- Texto de leitura:
De Tancos aos hospitais: responsabilidade precisa-se

Há largos anos, era eu um jovem acabado de sair da universidade, orgulhoso da conclusão de um curso de Finanças tirado no atual ISEG em épocas conturbadas de uma revolução histórica, quando no meu primeiro emprego a sério conheci um gestor que marcou a minha vida profissional. Naqueles anos de início da democracia os empregos…

Há largos anos, era eu um jovem acabado de sair da universidade, orgulhoso da conclusão de um curso de Finanças tirado no atual ISEG em épocas conturbadas de uma revolução histórica, quando no meu primeiro emprego a sério conheci um gestor que marcou a minha vida profissional.

Naqueles anos de início da democracia os empregos eram escassos e, como tantos, fiz o tirocínio profissional a dar aulas no ensino secundário na Marinha Grande. Colocado a meio do ano letivo, agarrei com as duas mãos o único horário disponível, que tinha apenas 15 horas semanais (um horário completo era de 22 horas). 

Condoídos da minha situação, ofereceram-me mais 4 horas para gerir a biblioteca e ser o diretor de turma do 2P, que ninguém queria ser. Fiquei, assim, com 19 horas, bem contente com a situação e expectante do que me esperava.

- Dados fornecidos:

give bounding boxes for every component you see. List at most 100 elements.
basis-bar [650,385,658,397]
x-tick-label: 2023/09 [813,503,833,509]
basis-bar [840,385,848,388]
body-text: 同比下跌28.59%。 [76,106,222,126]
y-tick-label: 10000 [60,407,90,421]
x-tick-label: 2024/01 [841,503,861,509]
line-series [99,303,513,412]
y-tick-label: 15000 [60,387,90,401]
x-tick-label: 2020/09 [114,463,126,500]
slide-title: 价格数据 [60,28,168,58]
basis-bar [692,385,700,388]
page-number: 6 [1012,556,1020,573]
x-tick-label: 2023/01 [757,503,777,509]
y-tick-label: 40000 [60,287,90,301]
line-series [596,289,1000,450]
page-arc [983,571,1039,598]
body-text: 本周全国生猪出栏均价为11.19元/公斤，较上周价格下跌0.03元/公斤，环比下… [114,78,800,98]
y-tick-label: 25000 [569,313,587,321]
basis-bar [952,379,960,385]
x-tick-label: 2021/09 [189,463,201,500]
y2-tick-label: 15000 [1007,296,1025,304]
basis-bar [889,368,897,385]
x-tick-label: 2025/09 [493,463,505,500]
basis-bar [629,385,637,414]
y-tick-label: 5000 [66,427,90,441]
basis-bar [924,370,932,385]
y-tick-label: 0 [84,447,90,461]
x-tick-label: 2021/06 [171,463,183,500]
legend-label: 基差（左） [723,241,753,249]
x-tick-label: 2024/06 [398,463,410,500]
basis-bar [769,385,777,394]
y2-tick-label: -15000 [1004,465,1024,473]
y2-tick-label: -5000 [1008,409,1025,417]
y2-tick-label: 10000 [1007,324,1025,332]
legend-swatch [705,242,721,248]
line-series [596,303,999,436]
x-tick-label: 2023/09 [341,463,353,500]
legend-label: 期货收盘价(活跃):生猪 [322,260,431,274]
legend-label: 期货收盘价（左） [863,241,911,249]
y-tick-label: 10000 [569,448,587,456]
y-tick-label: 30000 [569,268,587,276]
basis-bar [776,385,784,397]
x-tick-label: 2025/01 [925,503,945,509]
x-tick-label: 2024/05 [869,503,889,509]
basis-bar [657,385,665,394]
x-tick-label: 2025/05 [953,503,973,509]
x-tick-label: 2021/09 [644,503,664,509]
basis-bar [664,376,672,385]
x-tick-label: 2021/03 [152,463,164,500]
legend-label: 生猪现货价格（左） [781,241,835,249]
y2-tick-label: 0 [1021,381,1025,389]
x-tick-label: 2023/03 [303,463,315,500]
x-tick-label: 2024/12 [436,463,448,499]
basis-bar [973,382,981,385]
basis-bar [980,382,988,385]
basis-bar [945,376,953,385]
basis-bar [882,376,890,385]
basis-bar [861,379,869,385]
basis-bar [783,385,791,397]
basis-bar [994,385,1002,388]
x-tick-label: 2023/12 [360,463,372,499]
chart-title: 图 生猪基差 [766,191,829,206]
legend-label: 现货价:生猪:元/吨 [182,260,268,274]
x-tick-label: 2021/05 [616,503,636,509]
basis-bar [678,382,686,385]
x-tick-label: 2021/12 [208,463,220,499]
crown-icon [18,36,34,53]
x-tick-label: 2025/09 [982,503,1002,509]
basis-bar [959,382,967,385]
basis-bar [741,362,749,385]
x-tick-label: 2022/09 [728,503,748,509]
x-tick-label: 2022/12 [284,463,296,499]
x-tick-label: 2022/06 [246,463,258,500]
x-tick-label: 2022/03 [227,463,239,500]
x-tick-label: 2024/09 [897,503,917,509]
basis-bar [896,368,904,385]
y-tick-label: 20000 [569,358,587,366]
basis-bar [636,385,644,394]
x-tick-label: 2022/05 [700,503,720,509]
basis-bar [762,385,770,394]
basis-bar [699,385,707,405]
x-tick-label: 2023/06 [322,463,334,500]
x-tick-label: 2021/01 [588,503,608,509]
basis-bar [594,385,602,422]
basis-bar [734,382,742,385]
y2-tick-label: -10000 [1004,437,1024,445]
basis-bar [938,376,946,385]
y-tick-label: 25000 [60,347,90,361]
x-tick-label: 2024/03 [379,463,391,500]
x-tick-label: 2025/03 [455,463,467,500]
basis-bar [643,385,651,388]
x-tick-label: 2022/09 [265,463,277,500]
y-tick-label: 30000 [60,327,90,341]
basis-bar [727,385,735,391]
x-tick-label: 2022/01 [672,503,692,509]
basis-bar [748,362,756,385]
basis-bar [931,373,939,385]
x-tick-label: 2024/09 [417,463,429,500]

- Objetivo do exercício:
Extraia o texto de leitura completo, do título à última frase, sem qualquer alteração. Os registos provêm de uma fonte diferente da do texto.

- Resposta escrita:
De Tancos aos hospitais: responsabilidade precisa-se

Há largos anos, era eu um jovem acabado de sair da universidade, orgulhoso da conclusão de um curso de Finanças tirado no atual ISEG em épocas conturbadas de uma revolução histórica, quando no meu primeiro emprego a sério conheci um gestor que marcou a minha vida profissional. Naqueles anos de início da democracia os empregos…

Há largos anos, era eu um jovem acabado de sair da universidade, orgulhoso da conclusão de um curso de Finanças tirado no atual ISEG em épocas conturbadas de uma revolução histórica, quando no meu primeiro emprego a sério conheci um gestor que marcou a minha vida profissional.

Naqueles anos de início da democracia os empregos eram escassos e, como tantos, fiz o tirocínio profissional a dar aulas no ensino secundário na Marinha Grande. Colocado a meio do ano letivo, agarrei com as duas mãos o único horário disponível, que tinha apenas 15 horas semanais (um horário completo era de 22 horas). 

Condoídos da minha situação, ofereceram-me mais 4 horas para gerir a biblioteca e ser o diretor de turma do 2P, que ninguém queria ser. Fiquei, assim, com 19 horas, bem contente com a situação e expectante do que me esperava.